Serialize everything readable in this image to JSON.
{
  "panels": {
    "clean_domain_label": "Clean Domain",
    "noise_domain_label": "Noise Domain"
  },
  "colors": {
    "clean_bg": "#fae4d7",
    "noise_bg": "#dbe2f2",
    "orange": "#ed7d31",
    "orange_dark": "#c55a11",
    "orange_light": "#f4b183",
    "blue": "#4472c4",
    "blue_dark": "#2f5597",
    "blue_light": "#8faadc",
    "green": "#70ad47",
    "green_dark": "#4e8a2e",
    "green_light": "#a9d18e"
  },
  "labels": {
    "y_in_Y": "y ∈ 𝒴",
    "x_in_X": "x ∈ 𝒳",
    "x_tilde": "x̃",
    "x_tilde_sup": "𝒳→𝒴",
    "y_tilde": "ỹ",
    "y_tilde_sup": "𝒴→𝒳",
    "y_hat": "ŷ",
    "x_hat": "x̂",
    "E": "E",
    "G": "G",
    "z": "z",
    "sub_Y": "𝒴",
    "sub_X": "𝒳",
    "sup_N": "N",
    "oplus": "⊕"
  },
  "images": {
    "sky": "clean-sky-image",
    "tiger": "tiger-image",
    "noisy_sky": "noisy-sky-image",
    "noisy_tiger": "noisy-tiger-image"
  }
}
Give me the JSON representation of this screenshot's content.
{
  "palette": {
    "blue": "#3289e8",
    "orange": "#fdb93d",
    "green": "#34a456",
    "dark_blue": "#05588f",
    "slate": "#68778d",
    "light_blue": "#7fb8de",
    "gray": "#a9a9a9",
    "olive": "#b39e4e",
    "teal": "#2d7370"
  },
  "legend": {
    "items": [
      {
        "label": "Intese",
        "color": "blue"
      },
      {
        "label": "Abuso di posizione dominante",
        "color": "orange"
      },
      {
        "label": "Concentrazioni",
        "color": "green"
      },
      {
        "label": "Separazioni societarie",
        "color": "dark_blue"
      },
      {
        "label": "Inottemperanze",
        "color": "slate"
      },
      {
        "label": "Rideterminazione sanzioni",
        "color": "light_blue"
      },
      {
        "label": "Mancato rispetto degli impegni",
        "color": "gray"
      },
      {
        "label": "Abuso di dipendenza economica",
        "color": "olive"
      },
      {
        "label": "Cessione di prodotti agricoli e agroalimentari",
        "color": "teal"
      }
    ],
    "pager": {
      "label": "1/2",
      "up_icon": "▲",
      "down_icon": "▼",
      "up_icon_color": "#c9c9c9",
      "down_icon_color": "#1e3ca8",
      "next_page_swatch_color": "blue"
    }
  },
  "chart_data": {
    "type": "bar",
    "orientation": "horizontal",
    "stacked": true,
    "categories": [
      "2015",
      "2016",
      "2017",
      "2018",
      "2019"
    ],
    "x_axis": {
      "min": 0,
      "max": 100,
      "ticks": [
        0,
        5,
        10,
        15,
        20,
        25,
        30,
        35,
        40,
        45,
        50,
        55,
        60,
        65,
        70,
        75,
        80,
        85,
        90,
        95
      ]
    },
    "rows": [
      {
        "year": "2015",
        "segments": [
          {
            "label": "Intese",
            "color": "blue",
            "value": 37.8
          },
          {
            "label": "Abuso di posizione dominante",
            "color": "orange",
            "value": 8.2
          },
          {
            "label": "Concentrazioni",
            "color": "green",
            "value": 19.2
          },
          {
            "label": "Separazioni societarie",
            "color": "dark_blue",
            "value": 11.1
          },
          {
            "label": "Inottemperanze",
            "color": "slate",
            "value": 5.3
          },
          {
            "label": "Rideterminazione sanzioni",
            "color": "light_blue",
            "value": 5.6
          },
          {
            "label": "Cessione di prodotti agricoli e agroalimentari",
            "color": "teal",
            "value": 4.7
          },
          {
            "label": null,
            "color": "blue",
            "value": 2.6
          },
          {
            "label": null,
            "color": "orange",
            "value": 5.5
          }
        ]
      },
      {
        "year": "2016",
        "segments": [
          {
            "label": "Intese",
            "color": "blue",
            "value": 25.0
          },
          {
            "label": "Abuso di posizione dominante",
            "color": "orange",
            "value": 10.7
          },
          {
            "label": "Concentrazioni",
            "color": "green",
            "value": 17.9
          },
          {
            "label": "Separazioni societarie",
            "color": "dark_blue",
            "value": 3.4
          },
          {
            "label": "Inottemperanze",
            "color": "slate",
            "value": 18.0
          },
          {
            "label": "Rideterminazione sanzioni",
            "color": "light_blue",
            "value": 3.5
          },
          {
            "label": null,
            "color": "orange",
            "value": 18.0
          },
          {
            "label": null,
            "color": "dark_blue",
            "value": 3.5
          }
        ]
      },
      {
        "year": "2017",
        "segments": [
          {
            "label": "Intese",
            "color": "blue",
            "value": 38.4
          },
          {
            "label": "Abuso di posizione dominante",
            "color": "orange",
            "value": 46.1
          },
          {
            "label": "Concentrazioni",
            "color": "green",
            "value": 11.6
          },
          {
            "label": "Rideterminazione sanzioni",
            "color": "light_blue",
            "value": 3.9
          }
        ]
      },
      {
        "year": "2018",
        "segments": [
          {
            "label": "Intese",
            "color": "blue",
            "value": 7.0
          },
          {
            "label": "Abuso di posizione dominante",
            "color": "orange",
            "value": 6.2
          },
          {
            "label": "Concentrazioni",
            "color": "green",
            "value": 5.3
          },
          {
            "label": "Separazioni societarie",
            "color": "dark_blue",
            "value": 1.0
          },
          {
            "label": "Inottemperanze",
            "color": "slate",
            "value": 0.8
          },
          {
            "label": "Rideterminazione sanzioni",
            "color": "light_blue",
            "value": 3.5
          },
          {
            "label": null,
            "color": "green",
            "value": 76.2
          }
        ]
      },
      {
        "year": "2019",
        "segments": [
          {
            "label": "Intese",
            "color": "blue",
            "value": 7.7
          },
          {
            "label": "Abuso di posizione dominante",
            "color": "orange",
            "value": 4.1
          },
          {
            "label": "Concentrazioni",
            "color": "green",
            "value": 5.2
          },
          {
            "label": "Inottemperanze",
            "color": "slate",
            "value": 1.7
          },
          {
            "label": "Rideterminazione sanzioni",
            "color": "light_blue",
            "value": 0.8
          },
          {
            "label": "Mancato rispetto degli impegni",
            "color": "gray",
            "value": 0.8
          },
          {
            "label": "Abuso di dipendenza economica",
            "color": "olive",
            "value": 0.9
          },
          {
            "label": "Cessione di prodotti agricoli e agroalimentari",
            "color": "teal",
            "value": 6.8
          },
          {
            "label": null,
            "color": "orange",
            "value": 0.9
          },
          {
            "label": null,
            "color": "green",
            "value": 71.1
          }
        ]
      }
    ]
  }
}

■ Instructions for the task:
Output the records exactly, including every line.

■ The answer:
Serialize everything readable in this image to JSON.
{
  "panels": {
    "clean_domain_label": "Clean Domain",
    "noise_domain_label": "Noise Domain"
  },
  "colors": {
    "clean_bg": "#fae4d7",
    "noise_bg": "#dbe2f2",
    "orange": "#ed7d31",
    "orange_dark": "#c55a11",
    "orange_light": "#f4b183",
    "blue": "#4472c4",
    "blue_dark": "#2f5597",
    "blue_light": "#8faadc",
    "green": "#70ad47",
    "green_dark": "#4e8a2e",
    "green_light": "#a9d18e"
  },
  "labels": {
    "y_in_Y": "y ∈ 𝒴",
    "x_in_X": "x ∈ 𝒳",
    "x_tilde": "x̃",
    "x_tilde_sup": "𝒳→𝒴",
    "y_tilde": "ỹ",
    "y_tilde_sup": "𝒴→𝒳",
    "y_hat": "ŷ",
    "x_hat": "x̂",
    "E": "E",
    "G": "G",
    "z": "z",
    "sub_Y": "𝒴",
    "sub_X": "𝒳",
    "sup_N": "N",
    "oplus": "⊕"
  },
  "images": {
    "sky": "clean-sky-image",
    "tiger": "tiger-image",
    "noisy_sky": "noisy-sky-image",
    "noisy_tiger": "noisy-tiger-image"
  }
}
Give me the JSON representation of this screenshot's content.
{
  "palette": {
    "blue": "#3289e8",
    "orange": "#fdb93d",
    "green": "#34a456",
    "dark_blue": "#05588f",
    "slate": "#68778d",
    "light_blue": "#7fb8de",
    "gray": "#a9a9a9",
    "olive": "#b39e4e",
    "teal": "#2d7370"
  },
  "legend": {
    "items": [
      {
        "label": "Intese",
        "color": "blue"
      },
      {
        "label": "Abuso di posizione dominante",
        "color": "orange"
      },
      {
        "label": "Concentrazioni",
        "color": "green"
      },
      {
        "label": "Separazioni societarie",
        "color": "dark_blue"
      },
      {
        "label": "Inottemperanze",
        "color": "slate"
      },
      {
        "label": "Rideterminazione sanzioni",
        "color": "light_blue"
      },
      {
        "label": "Mancato rispetto degli impegni",
        "color": "gray"
      },
      {
        "label": "Abuso di dipendenza economica",
        "color": "olive"
      },
      {
        "label": "Cessione di prodotti agricoli e agroalimentari",
        "color": "teal"
      }
    ],
    "pager": {
      "label": "1/2",
      "up_icon": "▲",
      "down_icon": "▼",
      "up_icon_color": "#c9c9c9",
      "down_icon_color": "#1e3ca8",
      "next_page_swatch_color": "blue"
    }
  },
  "chart_data": {
    "type": "bar",
    "orientation": "horizontal",
    "stacked": true,
    "categories": [
      "2015",
      "2016",
      "2017",
      "2018",
      "2019"
    ],
    "x_axis": {
      "min": 0,
      "max": 100,
      "ticks": [
        0,
        5,
        10,
        15,
        20,
        25,
        30,
        35,
        40,
        45,
        50,
        55,
        60,
        65,
        70,
        75,
        80,
        85,
        90,
        95
      ]
    },
    "rows": [
      {
        "year": "2015",
        "segments": [
          {
            "label": "Intese",
            "color": "blue",
            "value": 37.8
          },
          {
            "label": "Abuso di posizione dominante",
            "color": "orange",
            "value": 8.2
          },
          {
            "label": "Concentrazioni",
            "color": "green",
            "value": 19.2
          },
          {
            "label": "Separazioni societarie",
            "color": "dark_blue",
            "value": 11.1
          },
          {
            "label": "Inottemperanze",
            "color": "slate",
            "value": 5.3
          },
          {
            "label": "Rideterminazione sanzioni",
            "color": "light_blue",
            "value": 5.6
          },
          {
            "label": "Cessione di prodotti agricoli e agroalimentari",
            "color": "teal",
            "value": 4.7
          },
          {
            "label": null,
            "color": "blue",
            "value": 2.6
          },
          {
            "label": null,
            "color": "orange",
            "value": 5.5
          }
        ]
      },
      {
        "year": "2016",
        "segments": [
          {
            "label": "Intese",
            "color": "blue",
            "value": 25.0
          },
          {
            "label": "Abuso di posizione dominante",
            "color": "orange",
            "value": 10.7
          },
          {
            "label": "Concentrazioni",
            "color": "green",
            "value": 17.9
          },
          {
            "label": "Separazioni societarie",
            "color": "dark_blue",
            "value": 3.4
          },
          {
            "label": "Inottemperanze",
            "color": "slate",
            "value": 18.0
          },
          {
            "label": "Rideterminazione sanzioni",
            "color": "light_blue",
            "value": 3.5
          },
          {
            "label": null,
            "color": "orange",
            "value": 18.0
          },
          {
            "label": null,
            "color": "dark_blue",
            "value": 3.5
          }
        ]
      },
      {
        "year": "2017",
        "segments": [
          {
            "label": "Intese",
            "color": "blue",
            "value": 38.4
          },
          {
            "label": "Abuso di posizione dominante",
            "color": "orange",
            "value": 46.1
          },
          {
            "label": "Concentrazioni",
            "color": "green",
            "value": 11.6
          },
          {
            "label": "Rideterminazione sanzioni",
            "color": "light_blue",
            "value": 3.9
          }
        ]
      },
      {
        "year": "2018",
        "segments": [
          {
            "label": "Intese",
            "color": "blue",
            "value": 7.0
          },
          {
            "label": "Abuso di posizione dominante",
            "color": "orange",
            "value": 6.2
          },
          {
            "label": "Concentrazioni",
            "color": "green",
            "value": 5.3
          },
          {
            "label": "Separazioni societarie",
            "color": "dark_blue",
            "value": 1.0
          },
          {
            "label": "Inottemperanze",
            "color": "slate",
            "value": 0.8
          },
          {
            "label": "Rideterminazione sanzioni",
            "color": "light_blue",
            "value": 3.5
          },
          {
            "label": null,
            "color": "green",
            "value": 76.2
          }
        ]
      },
      {
        "year": "2019",
        "segments": [
          {
            "label": "Intese",
            "color": "blue",
            "value": 7.7
          },
          {
            "label": "Abuso di posizione dominante",
            "color": "orange",
            "value": 4.1
          },
          {
            "label": "Concentrazioni",
            "color": "green",
            "value": 5.2
          },
          {
            "label": "Inottemperanze",
            "color": "slate",
            "value": 1.7
          },
          {
            "label": "Rideterminazione sanzioni",
            "color": "light_blue",
            "value": 0.8
          },
          {
            "label": "Mancato rispetto degli impegni",
            "color": "gray",
            "value": 0.8
          },
          {
            "label": "Abuso di dipendenza economica",
            "color": "olive",
            "value": 0.9
          },
          {
            "label": "Cessione di prodotti agricoli e agroalimentari",
            "color": "teal",
            "value": 6.8
          },
          {
            "label": null,
            "color": "orange",
            "value": 0.9
          },
          {
            "label": null,
            "color": "green",
            "value": 71.1
          }
        ]
      }
    ]
  }
}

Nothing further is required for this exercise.